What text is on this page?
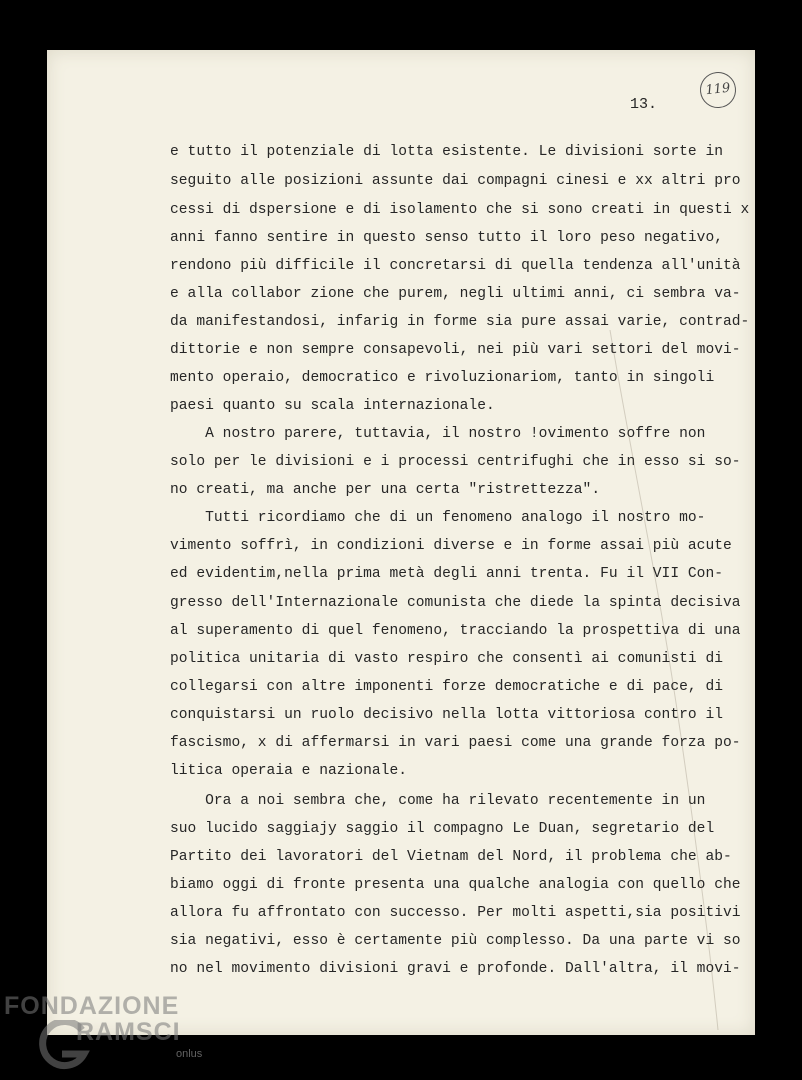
119
13.
e tutto il potenziale di lotta esistente. Le divisioni sorte in
seguito alle posizioni assunte dai compagni cinesi e xx altri pro
cessi di dspersione e di isolamento che si sono creati in questi x
anni fanno sentire in questo senso tutto il loro peso negativo,
rendono più difficile il concretarsi di quella tendenza all'unità
e alla collabor zione che purem, negli ultimi anni, ci sembra va-
da manifestandosi, infarig in forme sia pure assai varie, contrad-
dittorie e non sempre consapevoli, nei più vari settori del movi-
mento operaio, democratico e rivoluzionariom, tanto in singoli
paesi quanto su scala internazionale.
A nostro parere, tuttavia, il nostro !ovimento soffre non
solo per le divisioni e i processi centrifughi che in esso si so-
no creati, ma anche per una certa "ristrettezza".
Tutti ricordiamo che di un fenomeno analogo il nostro mo-
vimento soffrì, in condizioni diverse e in forme assai più acute
ed evidentim,nella prima metà degli anni trenta. Fu il VII Con-
gresso dell'Internazionale comunista che diede la spinta decisiva
al superamento di quel fenomeno, tracciando la prospettiva di una
politica unitaria di vasto respiro che consentì ai comunisti di
collegarsi con altre imponenti forze democratiche e di pace, di
conquistarsi un ruolo decisivo nella lotta vittoriosa contro il
fascismo, x di affermarsi in vari paesi come una grande forza po-
litica operaia e nazionale.
Ora a noi sembra che, come ha rilevato recentemente in un
suo lucido saggiajy saggio il compagno Le Duan, segretario del
Partito dei lavoratori del Vietnam del Nord, il problema che ab-
biamo oggi di fronte presenta una qualche analogia con quello che
allora fu affrontato con successo. Per molti aspetti,sia positivi
sia negativi, esso è certamente più complesso. Da una parte vi so
no nel movimento divisioni gravi e profonde. Dall'altra, il movi-
FONDAZIONE
RAMSCI
onlus
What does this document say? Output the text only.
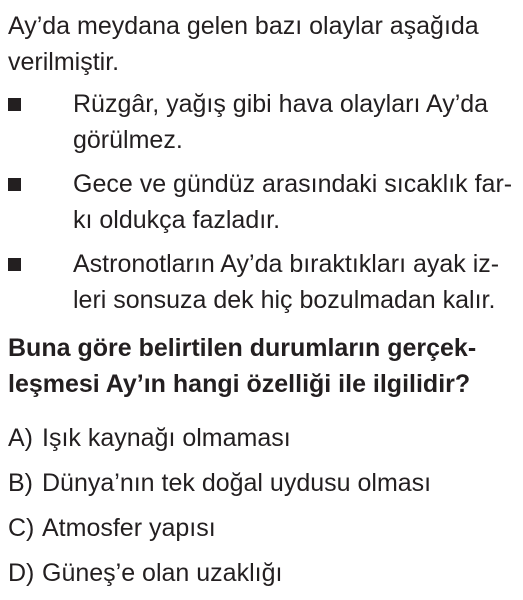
Ay’da meydana gelen bazı olaylar aşağıda
verilmiştir.

Rüzgâr, yağış gibi hava olayları Ay’da
görülmez.
Gece ve gündüz arasındaki sıcaklık far-
kı oldukça fazladır.
Astronotların Ay’da bıraktıkları ayak iz-
leri sonsuza dek hiç bozulmadan kalır.

Buna göre belirtilen durumların gerçek-
leşmesi Ay’ın hangi özelliği ile ilgilidir?

A) Işık kaynağı olmaması
B) Dünya’nın tek doğal uydusu olması
C) Atmosfer yapısı
D) Güneş’e olan uzaklığı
——
Count each line where the string "assai" occurs, and write only the number.

2